Problem details: Leave out the pictures and transcribe everything else exactly.

-- start --

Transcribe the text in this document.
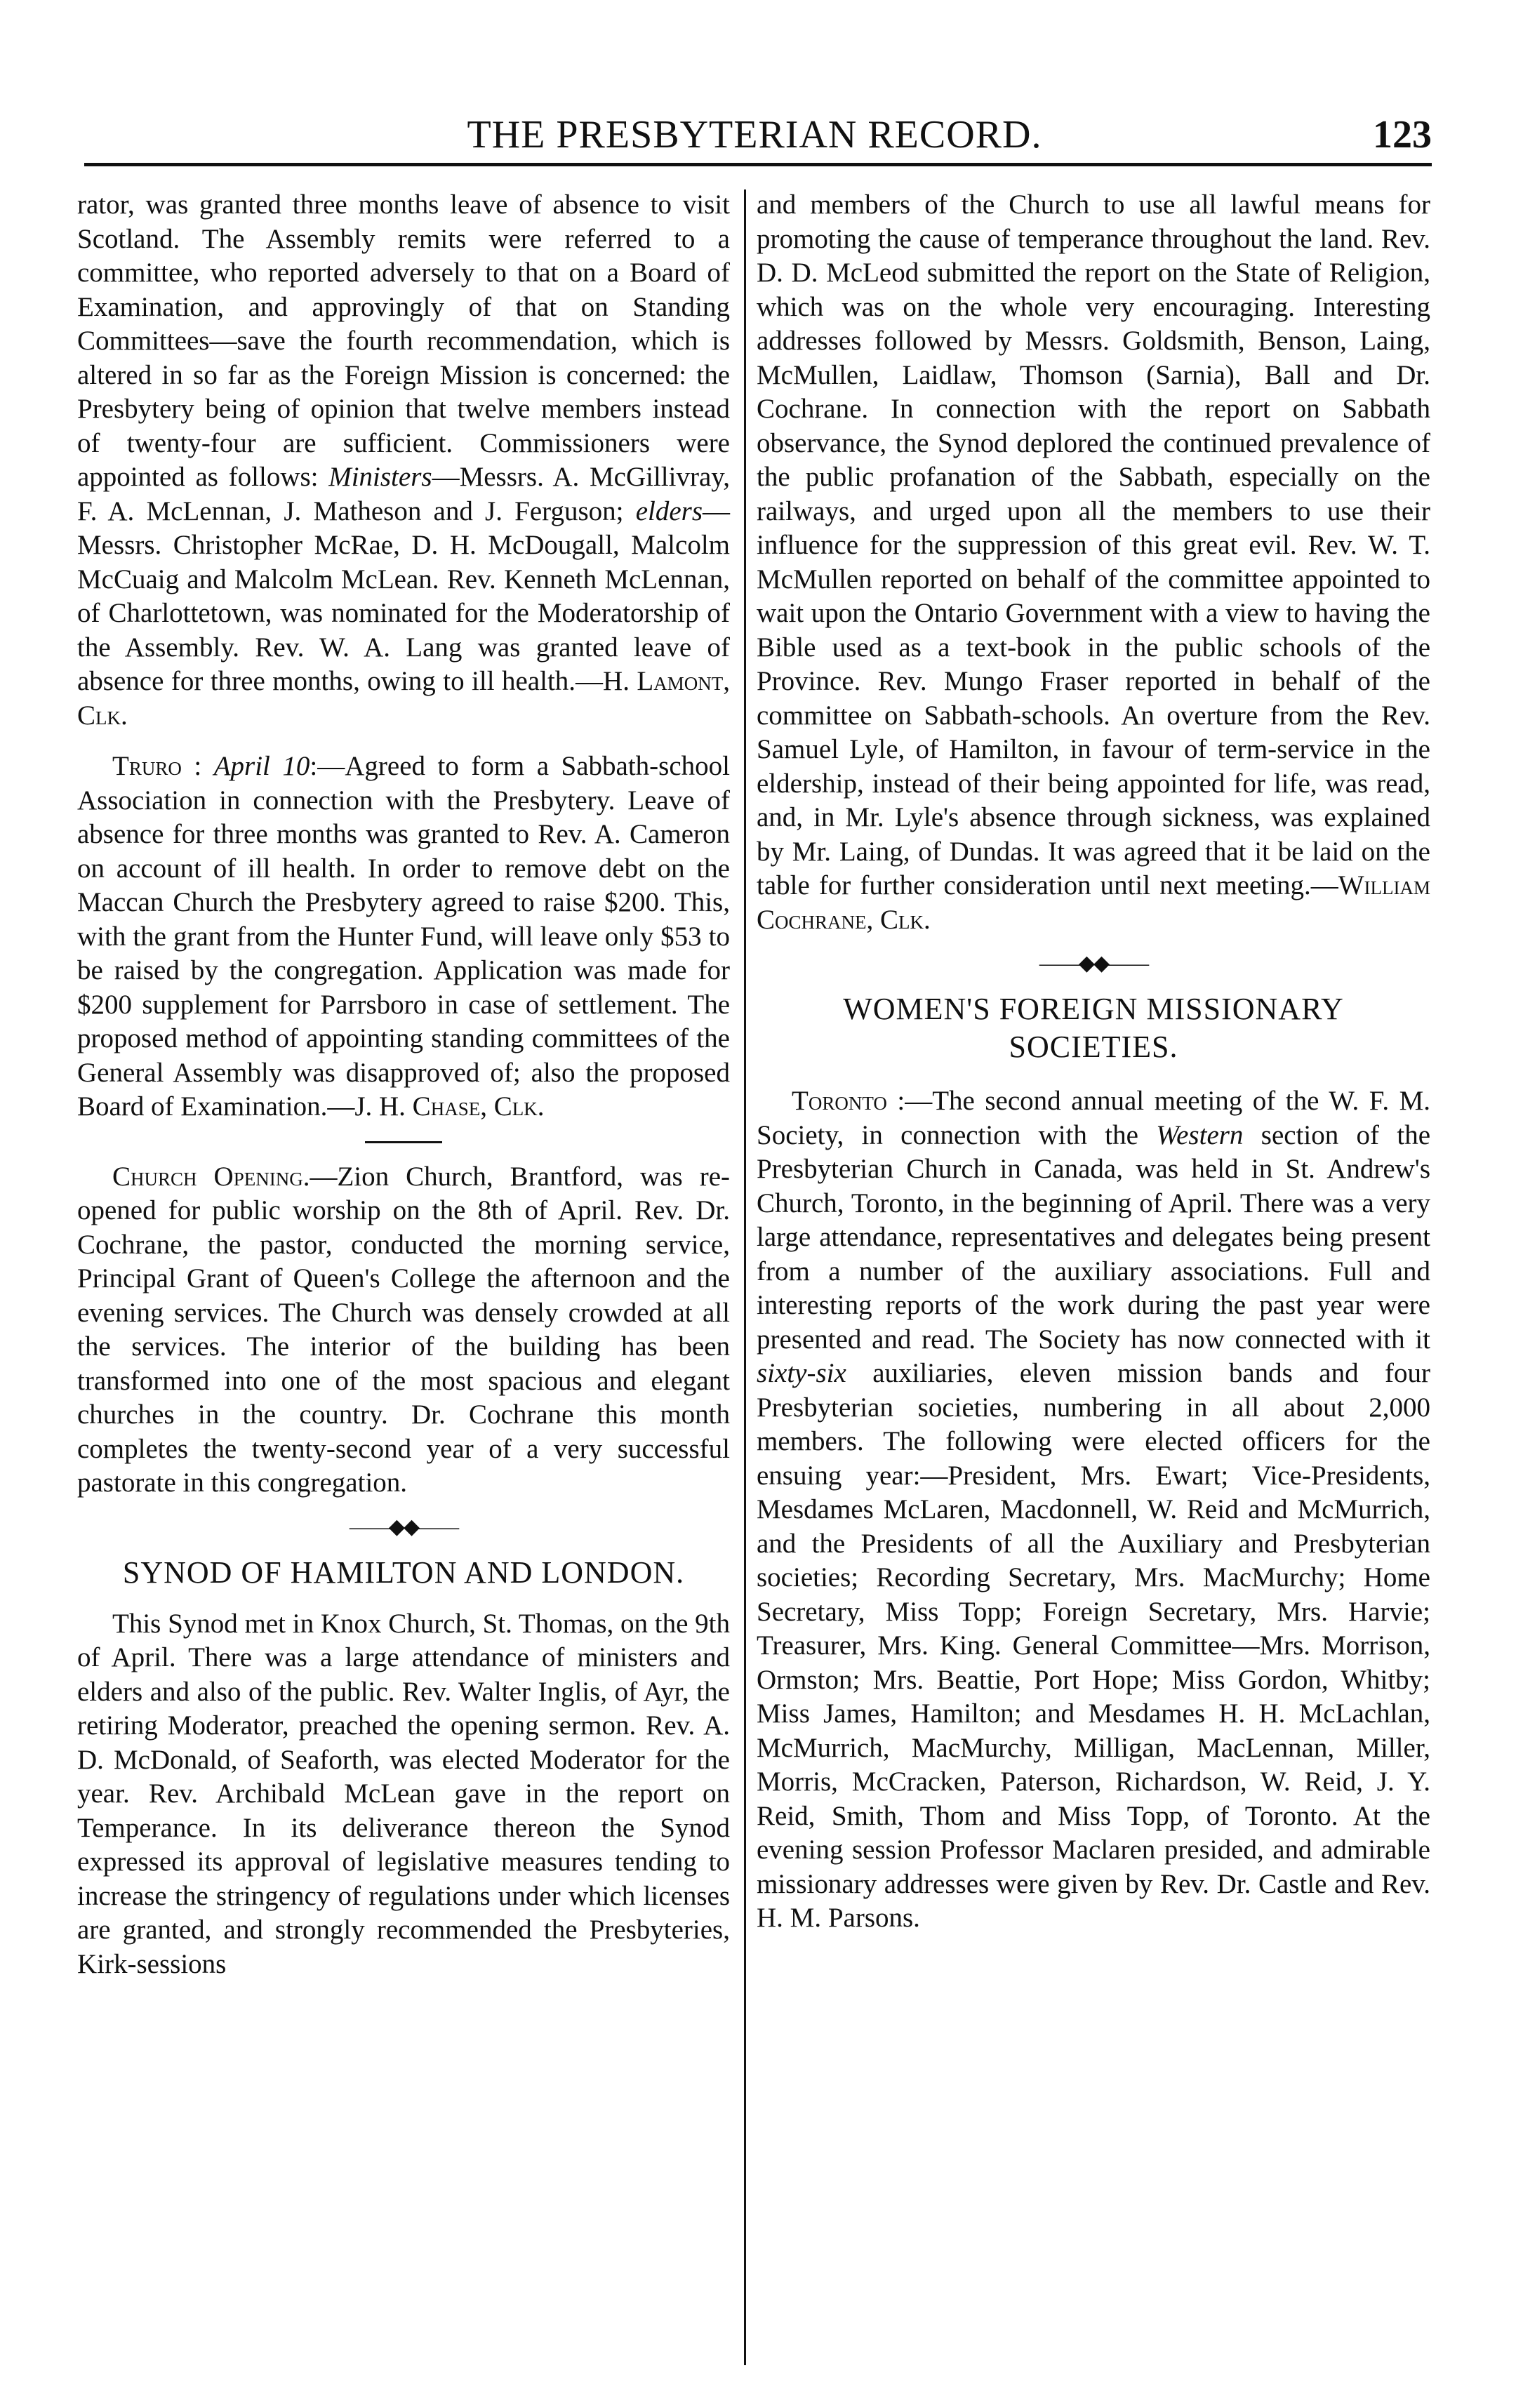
THE PRESBYTERIAN RECORD.	123

rator, was granted three months leave of absence to visit Scotland. The Assembly remits were referred to a committee, who reported adversely to that on a Board of Examination, and approvingly of that on Standing Committees—save the fourth recommendation, which is altered in so far as the Foreign Mission is concerned: the Presbytery being of opinion that twelve members instead of twenty-four are sufficient. Commissioners were appointed as follows: Ministers—Messrs. A. McGillivray, F. A. McLennan, J. Matheson and J. Ferguson; elders—Messrs. Christopher McRae, D. H. McDougall, Malcolm McCuaig and Malcolm McLean. Rev. Kenneth McLennan, of Charlottetown, was nominated for the Moderatorship of the Assembly. Rev. W. A. Lang was granted leave of absence for three months, owing to ill health.—H. Lamont, Clk.

Truro : April 10:—Agreed to form a Sabbath-school Association in connection with the Presbytery. Leave of absence for three months was granted to Rev. A. Cameron on account of ill health. In order to remove debt on the Maccan Church the Presbytery agreed to raise $200. This, with the grant from the Hunter Fund, will leave only $53 to be raised by the congregation. Application was made for $200 supplement for Parrsboro in case of settlement. The proposed method of appointing standing committees of the General Assembly was disapproved of; also the proposed Board of Examination.—J. H. Chase, Clk.

Church Opening.—Zion Church, Brantford, was re-opened for public worship on the 8th of April. Rev. Dr. Cochrane, the pastor, conducted the morning service, Principal Grant of Queen's College the afternoon and the evening services. The Church was densely crowded at all the services. The interior of the building has been transformed into one of the most spacious and elegant churches in the country. Dr. Cochrane this month completes the twenty-second year of a very successful pastorate in this congregation.

——◆◆——
SYNOD OF HAMILTON AND LONDON.

This Synod met in Knox Church, St. Thomas, on the 9th of April. There was a large attendance of ministers and elders and also of the public. Rev. Walter Inglis, of Ayr, the retiring Moderator, preached the opening sermon. Rev. A. D. McDonald, of Seaforth, was elected Moderator for the year. Rev. Archibald McLean gave in the report on Temperance. In its deliverance thereon the Synod expressed its approval of legislative measures tending to increase the stringency of regulations under which licenses are granted, and strongly recommended the Presbyteries, Kirk-sessions

and members of the Church to use all lawful means for promoting the cause of temperance throughout the land. Rev. D. D. McLeod submitted the report on the State of Religion, which was on the whole very encouraging. Interesting addresses followed by Messrs. Goldsmith, Benson, Laing, McMullen, Laidlaw, Thomson (Sarnia), Ball and Dr. Cochrane. In connection with the report on Sabbath observance, the Synod deplored the continued prevalence of the public profanation of the Sabbath, especially on the railways, and urged upon all the members to use their influence for the suppression of this great evil. Rev. W. T. McMullen reported on behalf of the committee appointed to wait upon the Ontario Government with a view to having the Bible used as a text-book in the public schools of the Province. Rev. Mungo Fraser reported in behalf of the committee on Sabbath-schools. An overture from the Rev. Samuel Lyle, of Hamilton, in favour of term-service in the eldership, instead of their being appointed for life, was read, and, in Mr. Lyle's absence through sickness, was explained by Mr. Laing, of Dundas. It was agreed that it be laid on the table for further consideration until next meeting.—William Cochrane, Clk.

——◆◆——
WOMEN'S FOREIGN MISSIONARY
SOCIETIES.

Toronto :—The second annual meeting of the W. F. M. Society, in connection with the Western section of the Presbyterian Church in Canada, was held in St. Andrew's Church, Toronto, in the beginning of April. There was a very large attendance, representatives and delegates being present from a number of the auxiliary associations. Full and interesting reports of the work during the past year were presented and read. The Society has now connected with it sixty-six auxiliaries, eleven mission bands and four Presbyterian societies, numbering in all about 2,000 members. The following were elected officers for the ensuing year:—President, Mrs. Ewart; Vice-Presidents, Mesdames McLaren, Macdonnell, W. Reid and McMurrich, and the Presidents of all the Auxiliary and Presbyterian societies; Recording Secretary, Mrs. MacMurchy; Home Secretary, Miss Topp; Foreign Secretary, Mrs. Harvie; Treasurer, Mrs. King. General Committee—Mrs. Morrison, Ormston; Mrs. Beattie, Port Hope; Miss Gordon, Whitby; Miss James, Hamilton; and Mesdames H. H. McLachlan, McMurrich, MacMurchy, Milligan, MacLennan, Miller, Morris, McCracken, Paterson, Richardson, W. Reid, J. Y. Reid, Smith, Thom and Miss Topp, of Toronto. At the evening session Professor Maclaren presided, and admirable missionary addresses were given by Rev. Dr. Castle and Rev. H. M. Parsons.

-- end --

Worked solution:
Transcribe the text in this document.
THE PRESBYTERIAN RECORD.	123

rator, was granted three months leave of absence to visit Scotland. The Assembly remits were referred to a committee, who reported adversely to that on a Board of Examination, and approvingly of that on Standing Committees—save the fourth recommendation, which is altered in so far as the Foreign Mission is concerned: the Presbytery being of opinion that twelve members instead of twenty-four are sufficient. Commissioners were appointed as follows: Ministers—Messrs. A. McGillivray, F. A. McLennan, J. Matheson and J. Ferguson; elders—Messrs. Christopher McRae, D. H. McDougall, Malcolm McCuaig and Malcolm McLean. Rev. Kenneth McLennan, of Charlottetown, was nominated for the Moderatorship of the Assembly. Rev. W. A. Lang was granted leave of absence for three months, owing to ill health.—H. Lamont, Clk.

Truro : April 10:—Agreed to form a Sabbath-school Association in connection with the Presbytery. Leave of absence for three months was granted to Rev. A. Cameron on account of ill health. In order to remove debt on the Maccan Church the Presbytery agreed to raise $200. This, with the grant from the Hunter Fund, will leave only $53 to be raised by the congregation. Application was made for $200 supplement for Parrsboro in case of settlement. The proposed method of appointing standing committees of the General Assembly was disapproved of; also the proposed Board of Examination.—J. H. Chase, Clk.

Church Opening.—Zion Church, Brantford, was re-opened for public worship on the 8th of April. Rev. Dr. Cochrane, the pastor, conducted the morning service, Principal Grant of Queen's College the afternoon and the evening services. The Church was densely crowded at all the services. The interior of the building has been transformed into one of the most spacious and elegant churches in the country. Dr. Cochrane this month completes the twenty-second year of a very successful pastorate in this congregation.

——◆◆——
SYNOD OF HAMILTON AND LONDON.

This Synod met in Knox Church, St. Thomas, on the 9th of April. There was a large attendance of ministers and elders and also of the public. Rev. Walter Inglis, of Ayr, the retiring Moderator, preached the opening sermon. Rev. A. D. McDonald, of Seaforth, was elected Moderator for the year. Rev. Archibald McLean gave in the report on Temperance. In its deliverance thereon the Synod expressed its approval of legislative measures tending to increase the stringency of regulations under which licenses are granted, and strongly recommended the Presbyteries, Kirk-sessions

and members of the Church to use all lawful means for promoting the cause of temperance throughout the land. Rev. D. D. McLeod submitted the report on the State of Religion, which was on the whole very encouraging. Interesting addresses followed by Messrs. Goldsmith, Benson, Laing, McMullen, Laidlaw, Thomson (Sarnia), Ball and Dr. Cochrane. In connection with the report on Sabbath observance, the Synod deplored the continued prevalence of the public profanation of the Sabbath, especially on the railways, and urged upon all the members to use their influence for the suppression of this great evil. Rev. W. T. McMullen reported on behalf of the committee appointed to wait upon the Ontario Government with a view to having the Bible used as a text-book in the public schools of the Province. Rev. Mungo Fraser reported in behalf of the committee on Sabbath-schools. An overture from the Rev. Samuel Lyle, of Hamilton, in favour of term-service in the eldership, instead of their being appointed for life, was read, and, in Mr. Lyle's absence through sickness, was explained by Mr. Laing, of Dundas. It was agreed that it be laid on the table for further consideration until next meeting.—William Cochrane, Clk.

——◆◆——
WOMEN'S FOREIGN MISSIONARY
SOCIETIES.

Toronto :—The second annual meeting of the W. F. M. Society, in connection with the Western section of the Presbyterian Church in Canada, was held in St. Andrew's Church, Toronto, in the beginning of April. There was a very large attendance, representatives and delegates being present from a number of the auxiliary associations. Full and interesting reports of the work during the past year were presented and read. The Society has now connected with it sixty-six auxiliaries, eleven mission bands and four Presbyterian societies, numbering in all about 2,000 members. The following were elected officers for the ensuing year:—President, Mrs. Ewart; Vice-Presidents, Mesdames McLaren, Macdonnell, W. Reid and McMurrich, and the Presidents of all the Auxiliary and Presbyterian societies; Recording Secretary, Mrs. MacMurchy; Home Secretary, Miss Topp; Foreign Secretary, Mrs. Harvie; Treasurer, Mrs. King. General Committee—Mrs. Morrison, Ormston; Mrs. Beattie, Port Hope; Miss Gordon, Whitby; Miss James, Hamilton; and Mesdames H. H. McLachlan, McMurrich, MacMurchy, Milligan, MacLennan, Miller, Morris, McCracken, Paterson, Richardson, W. Reid, J. Y. Reid, Smith, Thom and Miss Topp, of Toronto. At the evening session Professor Maclaren presided, and admirable missionary addresses were given by Rev. Dr. Castle and Rev. H. M. Parsons.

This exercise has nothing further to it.